[TASK INPUT]

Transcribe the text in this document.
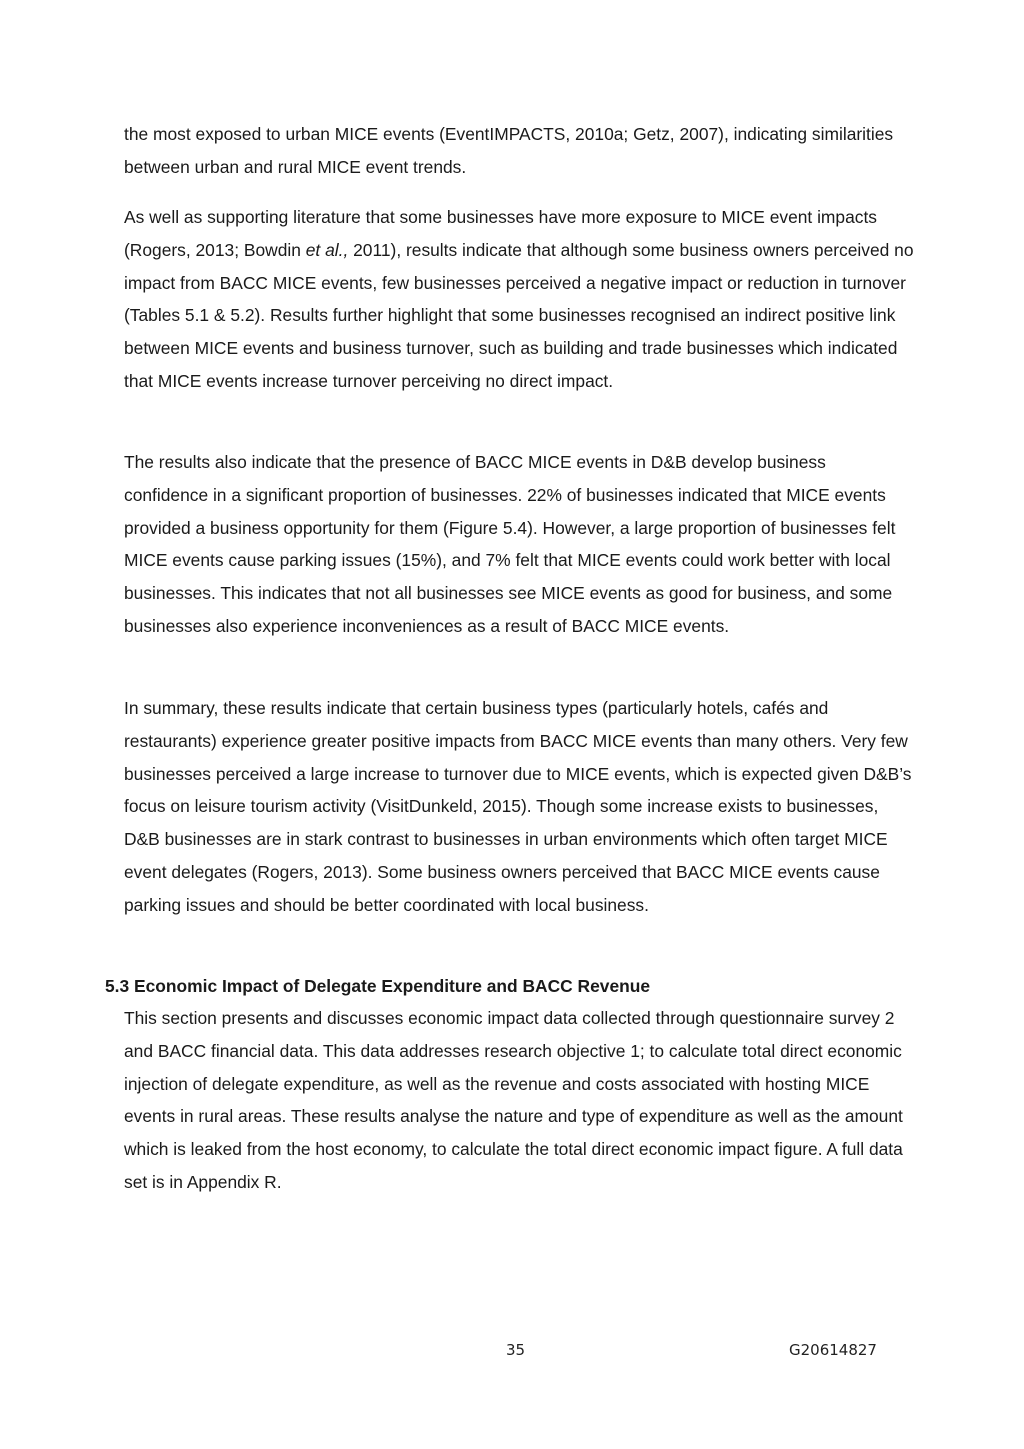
the most exposed to urban MICE events (EventIMPACTS, 2010a; Getz, 2007), indicating similarities between urban and rural MICE event trends.

As well as supporting literature that some businesses have more exposure to MICE event impacts (Rogers, 2013; Bowdin et al., 2011), results indicate that although some business owners perceived no impact from BACC MICE events, few businesses perceived a negative impact or reduction in turnover (Tables 5.1 & 5.2). Results further highlight that some businesses recognised an indirect positive link between MICE events and business turnover, such as building and trade businesses which indicated that MICE events increase turnover perceiving no direct impact.

The results also indicate that the presence of BACC MICE events in D&B develop business confidence in a significant proportion of businesses. 22% of businesses indicated that MICE events provided a business opportunity for them (Figure 5.4). However, a large proportion of businesses felt MICE events cause parking issues (15%), and 7% felt that MICE events could work better with local businesses. This indicates that not all businesses see MICE events as good for business, and some businesses also experience inconveniences as a result of BACC MICE events.

In summary, these results indicate that certain business types (particularly hotels, cafés and restaurants) experience greater positive impacts from BACC MICE events than many others. Very few businesses perceived a large increase to turnover due to MICE events, which is expected given D&B’s focus on leisure tourism activity (VisitDunkeld, 2015). Though some increase exists to businesses, D&B businesses are in stark contrast to businesses in urban environments which often target MICE event delegates (Rogers, 2013). Some business owners perceived that BACC MICE events cause parking issues and should be better coordinated with local business.

5.3 Economic Impact of Delegate Expenditure and BACC Revenue

This section presents and discusses economic impact data collected through questionnaire survey 2 and BACC financial data. This data addresses research objective 1; to calculate total direct economic injection of delegate expenditure, as well as the revenue and costs associated with hosting MICE events in rural areas. These results analyse the nature and type of expenditure as well as the amount which is leaked from the host economy, to calculate the total direct economic impact figure. A full data set is in Appendix R.

35	G20614827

[WHAT NEEDS TO BE DONE] Without the pictures, print the records in full, exactly as they appear.

[RESPONSE]
Transcribe the text in this document.
the most exposed to urban MICE events (EventIMPACTS, 2010a; Getz, 2007), indicating similarities between urban and rural MICE event trends.

As well as supporting literature that some businesses have more exposure to MICE event impacts (Rogers, 2013; Bowdin et al., 2011), results indicate that although some business owners perceived no impact from BACC MICE events, few businesses perceived a negative impact or reduction in turnover (Tables 5.1 & 5.2). Results further highlight that some businesses recognised an indirect positive link between MICE events and business turnover, such as building and trade businesses which indicated that MICE events increase turnover perceiving no direct impact.

The results also indicate that the presence of BACC MICE events in D&B develop business confidence in a significant proportion of businesses. 22% of businesses indicated that MICE events provided a business opportunity for them (Figure 5.4). However, a large proportion of businesses felt MICE events cause parking issues (15%), and 7% felt that MICE events could work better with local businesses. This indicates that not all businesses see MICE events as good for business, and some businesses also experience inconveniences as a result of BACC MICE events.

In summary, these results indicate that certain business types (particularly hotels, cafés and restaurants) experience greater positive impacts from BACC MICE events than many others. Very few businesses perceived a large increase to turnover due to MICE events, which is expected given D&B’s focus on leisure tourism activity (VisitDunkeld, 2015). Though some increase exists to businesses, D&B businesses are in stark contrast to businesses in urban environments which often target MICE event delegates (Rogers, 2013). Some business owners perceived that BACC MICE events cause parking issues and should be better coordinated with local business.

5.3 Economic Impact of Delegate Expenditure and BACC Revenue

This section presents and discusses economic impact data collected through questionnaire survey 2 and BACC financial data. This data addresses research objective 1; to calculate total direct economic injection of delegate expenditure, as well as the revenue and costs associated with hosting MICE events in rural areas. These results analyse the nature and type of expenditure as well as the amount which is leaked from the host economy, to calculate the total direct economic impact figure. A full data set is in Appendix R.

35	G20614827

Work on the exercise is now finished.